---- Source data

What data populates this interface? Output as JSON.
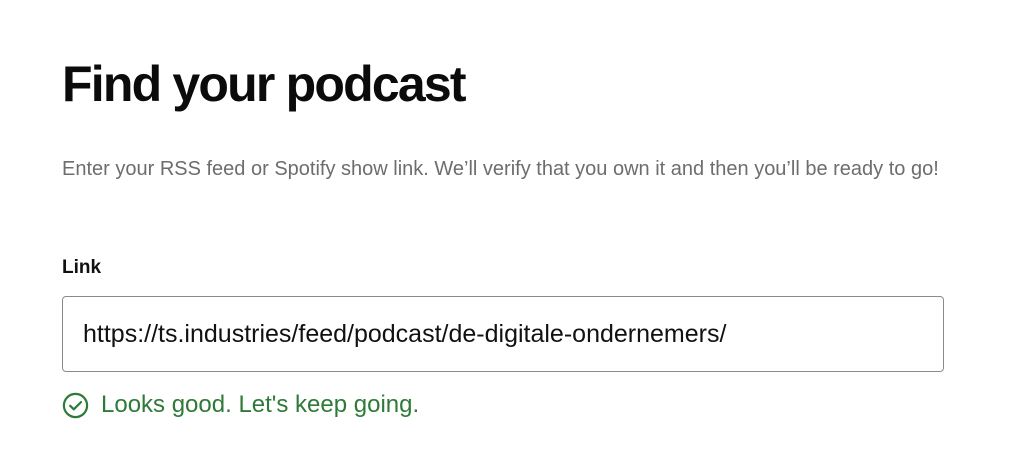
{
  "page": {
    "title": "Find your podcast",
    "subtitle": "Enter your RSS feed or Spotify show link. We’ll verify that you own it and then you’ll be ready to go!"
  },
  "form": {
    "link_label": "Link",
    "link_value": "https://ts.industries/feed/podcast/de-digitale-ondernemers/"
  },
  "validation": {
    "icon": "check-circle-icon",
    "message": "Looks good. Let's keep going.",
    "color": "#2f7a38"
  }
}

--------
---- Source data

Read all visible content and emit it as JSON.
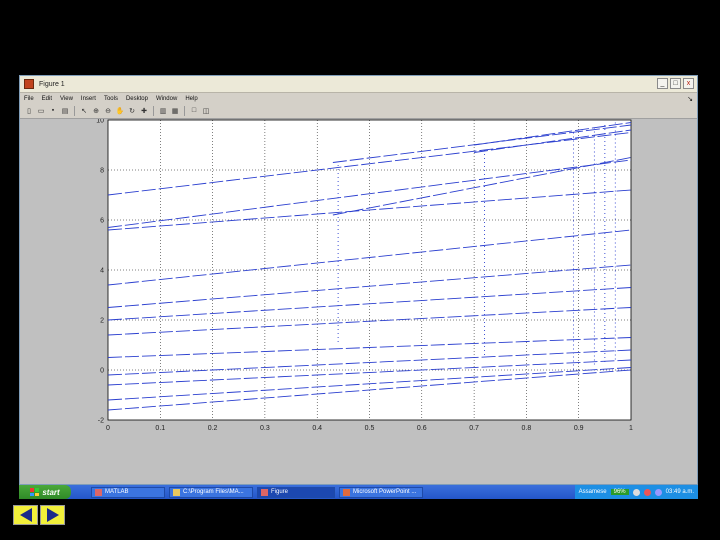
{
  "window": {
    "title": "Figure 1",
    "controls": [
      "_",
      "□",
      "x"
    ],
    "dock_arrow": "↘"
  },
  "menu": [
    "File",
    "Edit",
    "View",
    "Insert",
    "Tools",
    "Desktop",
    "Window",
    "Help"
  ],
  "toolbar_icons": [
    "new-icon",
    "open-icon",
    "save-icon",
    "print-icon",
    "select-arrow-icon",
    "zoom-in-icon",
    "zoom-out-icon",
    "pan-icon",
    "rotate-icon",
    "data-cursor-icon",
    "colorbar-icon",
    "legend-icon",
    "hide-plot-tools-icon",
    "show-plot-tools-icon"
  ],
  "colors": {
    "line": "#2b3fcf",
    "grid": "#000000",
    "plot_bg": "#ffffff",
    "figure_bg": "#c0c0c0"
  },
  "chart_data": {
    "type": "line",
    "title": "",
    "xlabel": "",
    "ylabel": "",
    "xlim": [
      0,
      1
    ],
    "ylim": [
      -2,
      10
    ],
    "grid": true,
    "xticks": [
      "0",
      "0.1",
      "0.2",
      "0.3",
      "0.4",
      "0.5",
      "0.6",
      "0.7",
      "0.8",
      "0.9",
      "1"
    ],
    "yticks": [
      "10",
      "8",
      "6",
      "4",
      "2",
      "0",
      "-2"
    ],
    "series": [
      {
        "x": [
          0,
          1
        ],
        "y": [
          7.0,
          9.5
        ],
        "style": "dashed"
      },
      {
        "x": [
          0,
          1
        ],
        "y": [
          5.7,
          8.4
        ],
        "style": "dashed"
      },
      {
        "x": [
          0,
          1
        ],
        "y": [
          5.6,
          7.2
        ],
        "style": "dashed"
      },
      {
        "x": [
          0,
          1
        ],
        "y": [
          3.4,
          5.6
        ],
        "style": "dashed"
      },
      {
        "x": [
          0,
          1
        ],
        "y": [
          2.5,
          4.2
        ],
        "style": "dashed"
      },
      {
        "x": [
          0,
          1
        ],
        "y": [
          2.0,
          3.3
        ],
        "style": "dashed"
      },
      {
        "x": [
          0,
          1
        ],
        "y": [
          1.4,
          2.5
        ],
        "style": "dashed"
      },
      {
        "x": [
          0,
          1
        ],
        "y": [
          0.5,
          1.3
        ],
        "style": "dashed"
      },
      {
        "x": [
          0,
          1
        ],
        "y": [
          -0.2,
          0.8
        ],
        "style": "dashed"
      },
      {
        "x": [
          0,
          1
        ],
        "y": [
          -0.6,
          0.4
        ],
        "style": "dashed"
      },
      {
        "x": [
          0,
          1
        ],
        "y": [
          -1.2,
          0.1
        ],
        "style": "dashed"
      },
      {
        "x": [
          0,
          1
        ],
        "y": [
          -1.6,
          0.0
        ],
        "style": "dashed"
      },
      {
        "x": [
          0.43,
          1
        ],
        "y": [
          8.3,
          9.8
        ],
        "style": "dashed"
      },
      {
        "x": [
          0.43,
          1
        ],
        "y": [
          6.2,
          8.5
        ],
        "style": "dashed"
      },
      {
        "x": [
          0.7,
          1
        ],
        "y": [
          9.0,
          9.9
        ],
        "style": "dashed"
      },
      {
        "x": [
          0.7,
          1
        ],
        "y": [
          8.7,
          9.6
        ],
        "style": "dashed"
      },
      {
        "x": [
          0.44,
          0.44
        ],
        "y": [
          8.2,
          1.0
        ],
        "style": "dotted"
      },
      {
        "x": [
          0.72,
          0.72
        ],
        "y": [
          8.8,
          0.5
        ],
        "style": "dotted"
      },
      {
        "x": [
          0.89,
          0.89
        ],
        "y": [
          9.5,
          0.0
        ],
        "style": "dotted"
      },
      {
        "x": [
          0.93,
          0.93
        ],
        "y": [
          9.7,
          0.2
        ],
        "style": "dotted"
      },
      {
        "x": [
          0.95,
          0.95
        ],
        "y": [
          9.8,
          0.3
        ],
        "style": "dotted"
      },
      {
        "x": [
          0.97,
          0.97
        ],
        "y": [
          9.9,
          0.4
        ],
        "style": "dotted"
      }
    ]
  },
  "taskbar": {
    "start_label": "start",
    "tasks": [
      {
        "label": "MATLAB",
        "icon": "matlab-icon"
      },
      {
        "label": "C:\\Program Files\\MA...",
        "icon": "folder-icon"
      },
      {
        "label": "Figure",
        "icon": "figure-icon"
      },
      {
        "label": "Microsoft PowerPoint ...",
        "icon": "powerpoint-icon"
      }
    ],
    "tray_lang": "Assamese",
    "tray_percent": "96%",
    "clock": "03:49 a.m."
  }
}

--------

§ Work to complete
Search the records above for the string "feed". Copy every line that contains it.

§ Response to this exercise
    "subtitle": "Enter your RSS feed or Spotify show link. We’ll verify that you own it and then you’ll be ready to go!"
    "link_value": "https://ts.industries/feed/podcast/de-digitale-ondernemers/"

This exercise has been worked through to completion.